TASK DESCRIPTION = Rewrite the stretch from the line containing "plot-series: [68, 351, 469, 740]" through the line containing "params-cell-text: Γ = 5", changing "Medium" to "Moderate" and leaving everything else as it is.

SUPPLIED ENTRIES =

• • • • •

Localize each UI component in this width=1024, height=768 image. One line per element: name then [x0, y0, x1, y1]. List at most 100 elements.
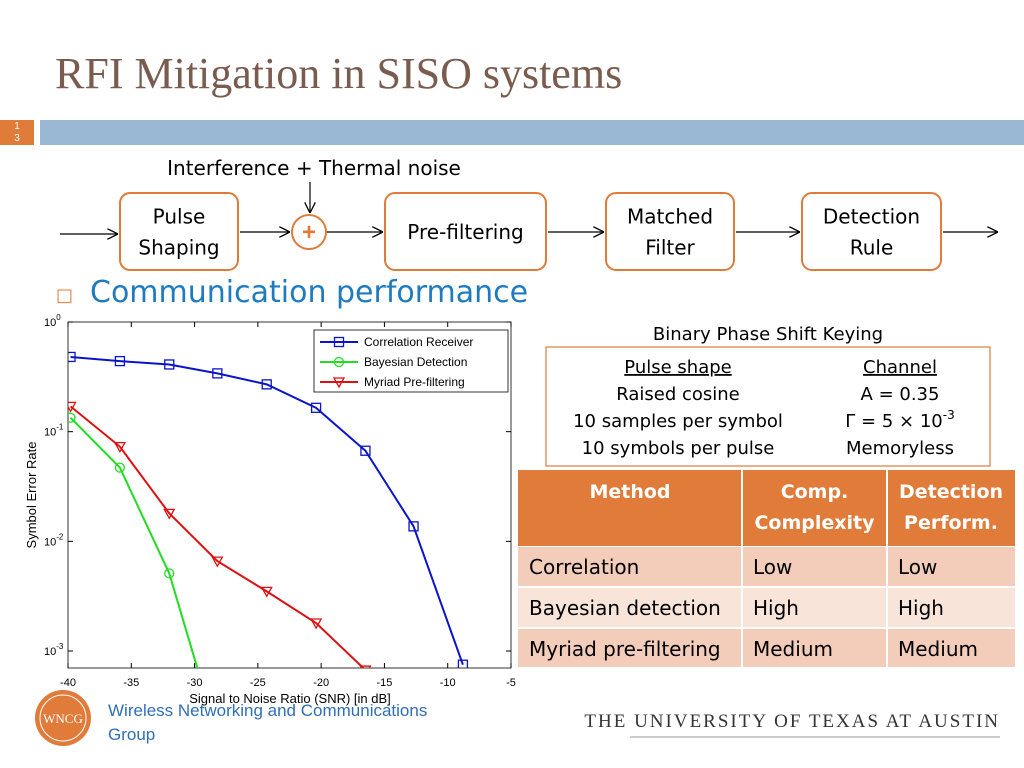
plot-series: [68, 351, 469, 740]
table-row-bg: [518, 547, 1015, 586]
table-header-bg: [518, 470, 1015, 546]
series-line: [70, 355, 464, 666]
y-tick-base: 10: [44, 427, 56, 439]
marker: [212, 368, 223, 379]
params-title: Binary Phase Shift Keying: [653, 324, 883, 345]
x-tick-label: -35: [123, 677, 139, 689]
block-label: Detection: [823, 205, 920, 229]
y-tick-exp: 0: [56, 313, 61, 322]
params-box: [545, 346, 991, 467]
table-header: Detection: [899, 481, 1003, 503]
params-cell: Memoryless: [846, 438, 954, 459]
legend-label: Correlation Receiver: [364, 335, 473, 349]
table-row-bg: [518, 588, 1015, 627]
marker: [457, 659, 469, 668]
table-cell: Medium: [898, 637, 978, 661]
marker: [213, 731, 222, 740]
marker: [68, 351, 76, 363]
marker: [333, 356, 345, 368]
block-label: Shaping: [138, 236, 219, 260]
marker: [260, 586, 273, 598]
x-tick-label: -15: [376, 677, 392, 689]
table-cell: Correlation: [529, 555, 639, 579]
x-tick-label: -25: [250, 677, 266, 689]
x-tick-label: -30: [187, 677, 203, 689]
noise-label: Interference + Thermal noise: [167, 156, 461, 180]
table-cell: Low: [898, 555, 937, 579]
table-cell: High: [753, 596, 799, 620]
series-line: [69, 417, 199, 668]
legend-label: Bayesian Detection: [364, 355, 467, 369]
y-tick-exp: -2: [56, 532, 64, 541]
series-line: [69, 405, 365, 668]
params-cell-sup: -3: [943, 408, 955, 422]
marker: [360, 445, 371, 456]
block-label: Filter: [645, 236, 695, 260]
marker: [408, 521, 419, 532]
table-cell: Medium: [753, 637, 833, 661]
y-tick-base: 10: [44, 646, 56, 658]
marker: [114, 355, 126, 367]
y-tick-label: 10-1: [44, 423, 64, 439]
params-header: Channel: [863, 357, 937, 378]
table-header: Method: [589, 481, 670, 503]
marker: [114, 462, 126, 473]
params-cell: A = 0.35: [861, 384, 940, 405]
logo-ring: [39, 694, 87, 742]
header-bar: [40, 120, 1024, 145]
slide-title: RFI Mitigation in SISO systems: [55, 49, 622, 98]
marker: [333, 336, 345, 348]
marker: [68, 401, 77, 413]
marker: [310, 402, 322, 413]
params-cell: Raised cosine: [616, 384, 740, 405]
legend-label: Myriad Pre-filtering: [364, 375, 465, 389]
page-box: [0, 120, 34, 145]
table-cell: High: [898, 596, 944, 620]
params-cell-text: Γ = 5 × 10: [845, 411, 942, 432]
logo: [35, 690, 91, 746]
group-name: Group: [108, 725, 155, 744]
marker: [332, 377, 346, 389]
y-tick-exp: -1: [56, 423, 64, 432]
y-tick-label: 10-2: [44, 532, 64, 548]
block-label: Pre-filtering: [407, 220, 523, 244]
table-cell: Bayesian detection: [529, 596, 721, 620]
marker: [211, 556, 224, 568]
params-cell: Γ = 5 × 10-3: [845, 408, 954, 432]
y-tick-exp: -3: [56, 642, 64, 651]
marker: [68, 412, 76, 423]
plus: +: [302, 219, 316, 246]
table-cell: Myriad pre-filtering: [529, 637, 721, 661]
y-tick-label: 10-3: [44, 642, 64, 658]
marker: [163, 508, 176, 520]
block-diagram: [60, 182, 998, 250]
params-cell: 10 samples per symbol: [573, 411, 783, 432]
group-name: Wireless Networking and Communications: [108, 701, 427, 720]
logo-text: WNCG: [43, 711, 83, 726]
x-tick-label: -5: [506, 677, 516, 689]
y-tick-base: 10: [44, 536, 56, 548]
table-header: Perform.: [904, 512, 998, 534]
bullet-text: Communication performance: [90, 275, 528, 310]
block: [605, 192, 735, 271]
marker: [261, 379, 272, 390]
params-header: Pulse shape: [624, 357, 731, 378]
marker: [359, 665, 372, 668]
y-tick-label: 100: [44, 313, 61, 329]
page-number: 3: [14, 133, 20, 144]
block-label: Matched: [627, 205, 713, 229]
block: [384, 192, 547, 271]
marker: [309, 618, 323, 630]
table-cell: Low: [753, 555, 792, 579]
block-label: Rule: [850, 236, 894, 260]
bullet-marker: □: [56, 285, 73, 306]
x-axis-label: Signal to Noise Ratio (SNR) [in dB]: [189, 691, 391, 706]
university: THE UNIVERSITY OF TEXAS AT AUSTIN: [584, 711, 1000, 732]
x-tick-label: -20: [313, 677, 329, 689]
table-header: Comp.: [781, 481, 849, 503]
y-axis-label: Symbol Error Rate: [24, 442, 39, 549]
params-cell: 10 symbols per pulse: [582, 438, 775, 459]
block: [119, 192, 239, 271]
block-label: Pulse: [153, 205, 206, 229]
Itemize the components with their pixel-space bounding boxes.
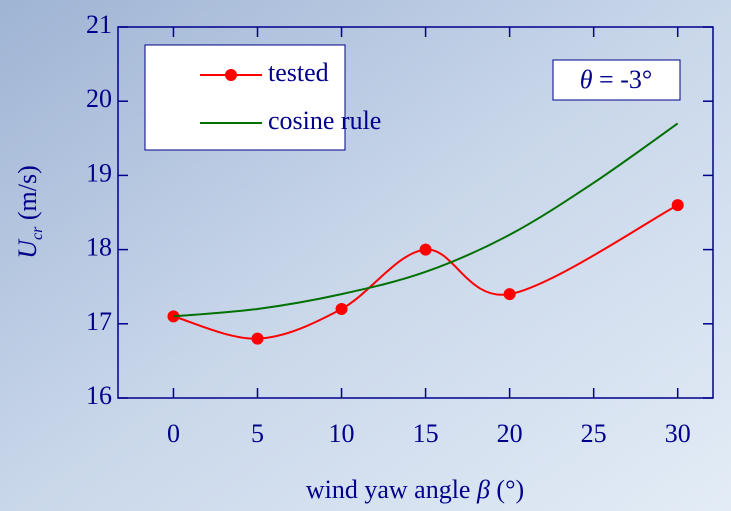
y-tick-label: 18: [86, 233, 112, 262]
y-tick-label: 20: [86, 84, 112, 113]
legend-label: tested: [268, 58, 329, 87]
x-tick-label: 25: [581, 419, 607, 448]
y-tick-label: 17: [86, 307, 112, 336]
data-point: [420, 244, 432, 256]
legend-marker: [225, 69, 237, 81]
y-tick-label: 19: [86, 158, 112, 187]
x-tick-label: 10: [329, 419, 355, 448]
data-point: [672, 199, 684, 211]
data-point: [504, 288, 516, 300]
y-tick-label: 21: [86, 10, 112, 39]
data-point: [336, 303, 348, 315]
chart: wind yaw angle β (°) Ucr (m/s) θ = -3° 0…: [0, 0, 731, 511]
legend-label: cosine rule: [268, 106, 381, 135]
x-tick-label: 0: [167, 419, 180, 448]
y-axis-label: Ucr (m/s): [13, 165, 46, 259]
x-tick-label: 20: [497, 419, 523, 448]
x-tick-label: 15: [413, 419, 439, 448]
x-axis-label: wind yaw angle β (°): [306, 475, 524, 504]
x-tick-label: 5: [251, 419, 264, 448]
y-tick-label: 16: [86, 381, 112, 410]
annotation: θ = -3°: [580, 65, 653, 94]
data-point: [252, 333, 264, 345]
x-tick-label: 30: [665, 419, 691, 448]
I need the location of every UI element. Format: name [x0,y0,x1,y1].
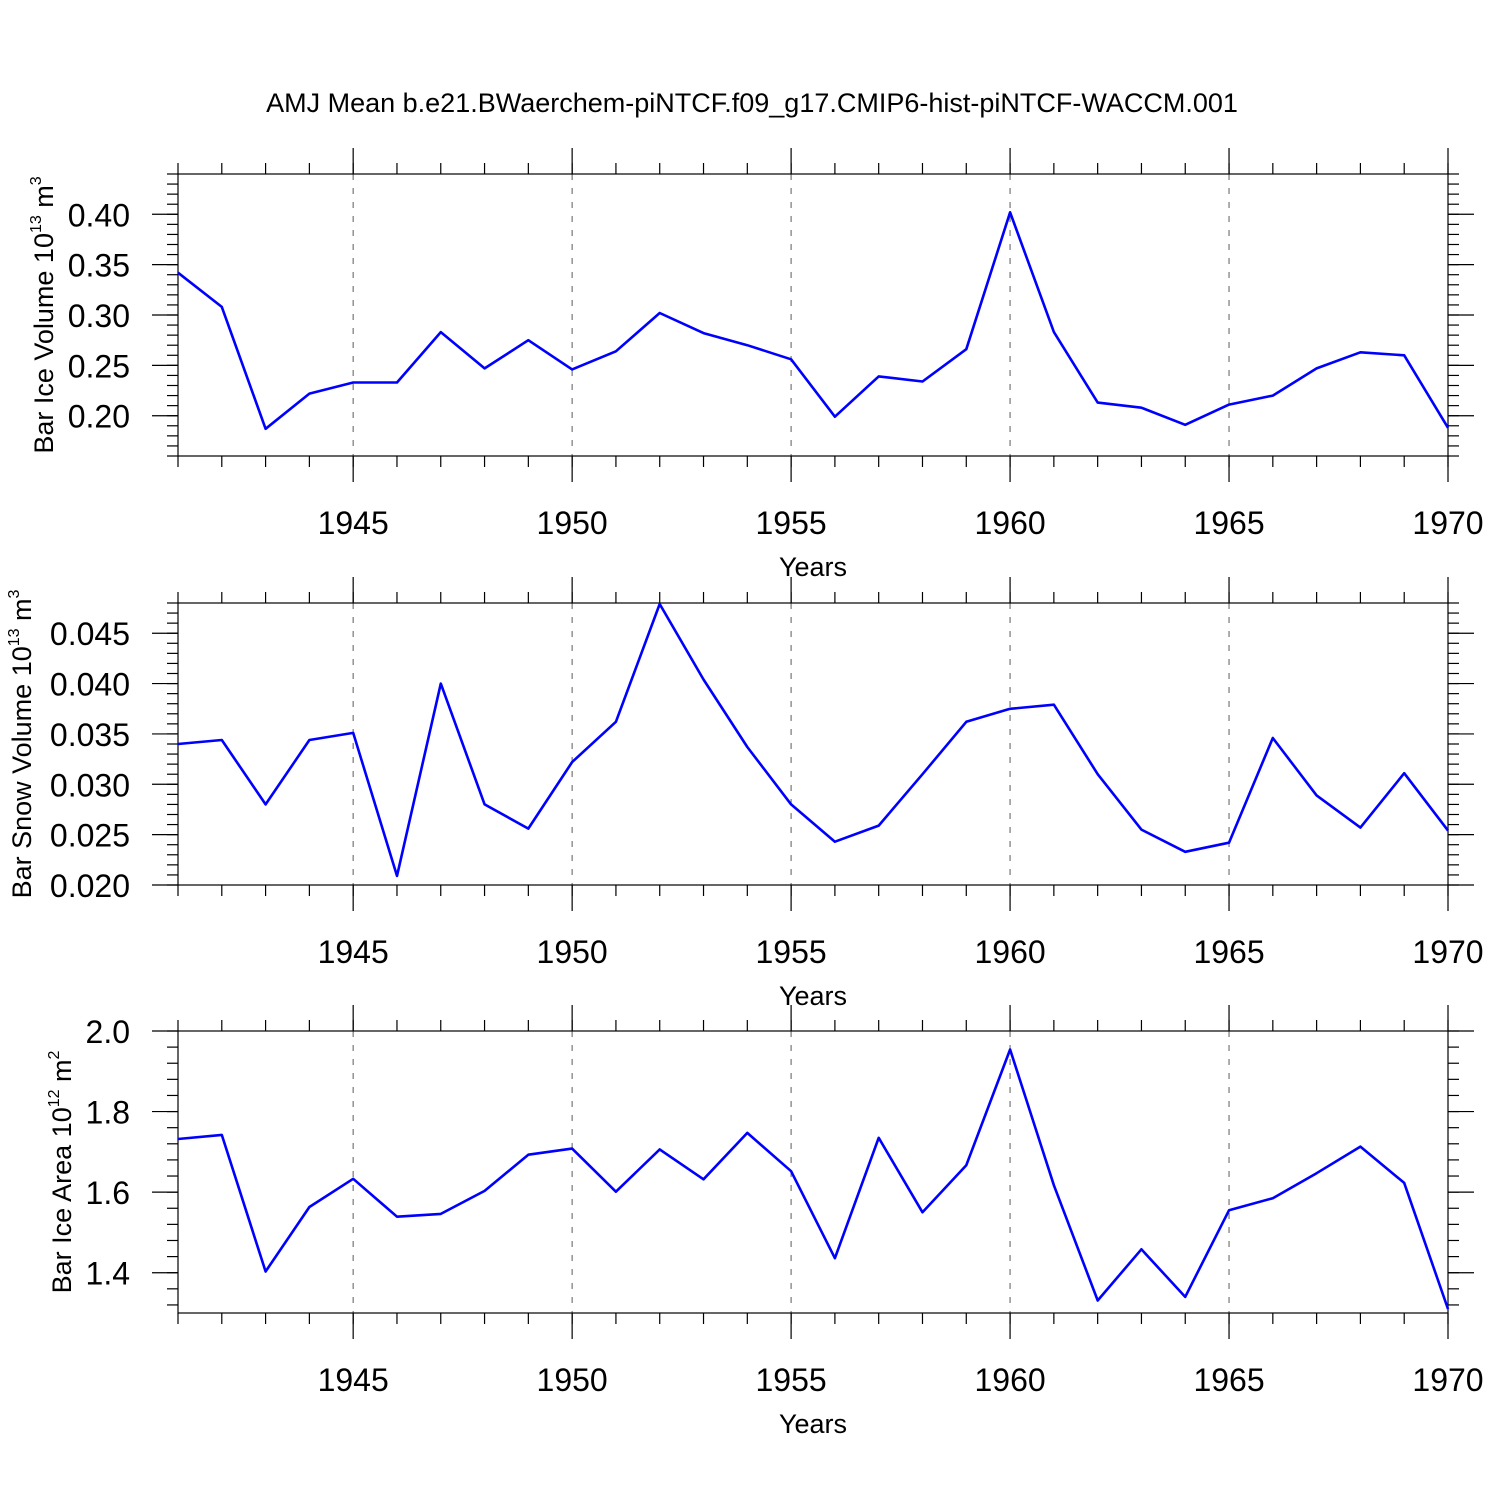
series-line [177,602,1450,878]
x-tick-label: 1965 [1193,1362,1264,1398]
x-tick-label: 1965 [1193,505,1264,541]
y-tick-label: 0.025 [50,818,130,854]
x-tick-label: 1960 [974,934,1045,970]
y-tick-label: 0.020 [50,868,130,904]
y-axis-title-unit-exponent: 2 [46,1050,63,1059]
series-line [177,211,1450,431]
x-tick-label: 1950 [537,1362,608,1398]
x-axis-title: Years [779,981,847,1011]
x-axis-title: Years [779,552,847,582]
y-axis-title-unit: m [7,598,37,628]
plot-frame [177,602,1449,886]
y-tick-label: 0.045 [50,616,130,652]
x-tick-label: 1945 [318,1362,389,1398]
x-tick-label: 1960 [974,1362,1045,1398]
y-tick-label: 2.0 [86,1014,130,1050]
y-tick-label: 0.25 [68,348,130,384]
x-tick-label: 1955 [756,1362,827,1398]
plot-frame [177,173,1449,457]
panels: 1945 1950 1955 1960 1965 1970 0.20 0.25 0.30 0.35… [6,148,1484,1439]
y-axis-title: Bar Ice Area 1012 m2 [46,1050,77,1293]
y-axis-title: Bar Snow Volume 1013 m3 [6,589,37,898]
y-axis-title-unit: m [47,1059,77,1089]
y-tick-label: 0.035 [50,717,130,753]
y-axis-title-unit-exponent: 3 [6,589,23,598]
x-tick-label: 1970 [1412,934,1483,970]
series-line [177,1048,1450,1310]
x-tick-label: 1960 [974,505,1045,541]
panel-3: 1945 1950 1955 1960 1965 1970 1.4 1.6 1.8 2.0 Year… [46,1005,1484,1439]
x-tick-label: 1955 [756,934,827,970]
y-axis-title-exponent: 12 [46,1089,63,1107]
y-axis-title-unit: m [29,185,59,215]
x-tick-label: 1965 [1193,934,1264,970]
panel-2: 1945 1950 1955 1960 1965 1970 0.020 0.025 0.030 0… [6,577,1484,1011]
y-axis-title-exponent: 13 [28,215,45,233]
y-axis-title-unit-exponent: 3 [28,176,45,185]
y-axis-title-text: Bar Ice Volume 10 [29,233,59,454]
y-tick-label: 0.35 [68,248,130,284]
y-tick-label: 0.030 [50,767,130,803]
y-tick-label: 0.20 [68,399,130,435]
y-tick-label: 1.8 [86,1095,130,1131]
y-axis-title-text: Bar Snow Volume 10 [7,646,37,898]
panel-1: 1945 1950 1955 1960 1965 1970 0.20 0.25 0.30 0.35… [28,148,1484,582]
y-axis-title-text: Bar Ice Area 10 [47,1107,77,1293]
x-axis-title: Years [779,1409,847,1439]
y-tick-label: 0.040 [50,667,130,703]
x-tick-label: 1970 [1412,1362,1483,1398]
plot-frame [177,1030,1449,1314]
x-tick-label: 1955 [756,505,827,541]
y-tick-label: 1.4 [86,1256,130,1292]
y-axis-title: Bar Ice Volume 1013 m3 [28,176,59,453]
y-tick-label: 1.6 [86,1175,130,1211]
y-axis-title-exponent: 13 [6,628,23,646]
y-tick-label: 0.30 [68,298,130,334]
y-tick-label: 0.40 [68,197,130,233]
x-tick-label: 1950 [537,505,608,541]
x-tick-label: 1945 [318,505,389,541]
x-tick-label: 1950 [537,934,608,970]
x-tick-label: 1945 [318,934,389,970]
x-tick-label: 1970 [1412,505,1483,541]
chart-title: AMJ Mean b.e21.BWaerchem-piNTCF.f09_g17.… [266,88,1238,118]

• • • • •

THE COMPLETED TASK =
plot-series: [68, 351, 469, 740]
table-row-bg: [518, 547, 1015, 586]
table-header-bg: [518, 470, 1015, 546]
series-line: [70, 355, 464, 666]
y-tick-base: 10: [44, 427, 56, 439]
marker: [212, 368, 223, 379]
params-title: Binary Phase Shift Keying: [653, 324, 883, 345]
x-tick-label: -35: [123, 677, 139, 689]
block-label: Detection: [823, 205, 920, 229]
y-tick-exp: 0: [56, 313, 61, 322]
params-box: [545, 346, 991, 467]
table-header: Detection: [899, 481, 1003, 503]
params-cell: Memoryless: [846, 438, 954, 459]
legend-label: Correlation Receiver: [364, 335, 473, 349]
table-row-bg: [518, 588, 1015, 627]
marker: [457, 659, 469, 668]
table-cell: Moderate: [898, 637, 978, 661]
marker: [213, 731, 222, 740]
marker: [68, 351, 76, 363]
marker: [333, 356, 345, 368]
block-label: Shaping: [138, 236, 219, 260]
marker: [260, 586, 273, 598]
x-tick-label: -15: [376, 677, 392, 689]
table-cell: Correlation: [529, 555, 639, 579]
x-tick-label: -25: [250, 677, 266, 689]
x-tick-label: -30: [187, 677, 203, 689]
noise-label: Interference + Thermal noise: [167, 156, 461, 180]
table-cell: Low: [898, 555, 937, 579]
table-cell: High: [753, 596, 799, 620]
series-line: [69, 417, 199, 668]
legend-label: Bayesian Detection: [364, 355, 467, 369]
y-tick-exp: -2: [56, 532, 64, 541]
series-line: [69, 405, 365, 668]
params-cell-sup: -3: [943, 408, 955, 422]
marker: [360, 445, 371, 456]
block-label: Filter: [645, 236, 695, 260]
marker: [408, 521, 419, 532]
table-cell: Moderate: [753, 637, 833, 661]
y-tick-base: 10: [44, 646, 56, 658]
marker: [114, 355, 126, 367]
y-tick-label: 10-1: [44, 423, 64, 439]
params-header: Channel: [863, 357, 937, 378]
table-header: Method: [589, 481, 670, 503]
marker: [114, 462, 126, 473]
params-cell: A = 0.35: [861, 384, 940, 405]
logo-ring: [39, 694, 87, 742]
header-bar: [40, 120, 1024, 145]
slide-title: RFI Mitigation in SISO systems: [55, 49, 622, 98]
marker: [333, 336, 345, 348]
marker: [68, 401, 77, 413]
marker: [310, 402, 322, 413]
params-cell: Raised cosine: [616, 384, 740, 405]
legend-label: Myriad Pre-filtering: [364, 375, 465, 389]
page-box: [0, 120, 34, 145]
table-cell: High: [898, 596, 944, 620]
params-cell-text: Γ = 5 × 10: [845, 411, 942, 432]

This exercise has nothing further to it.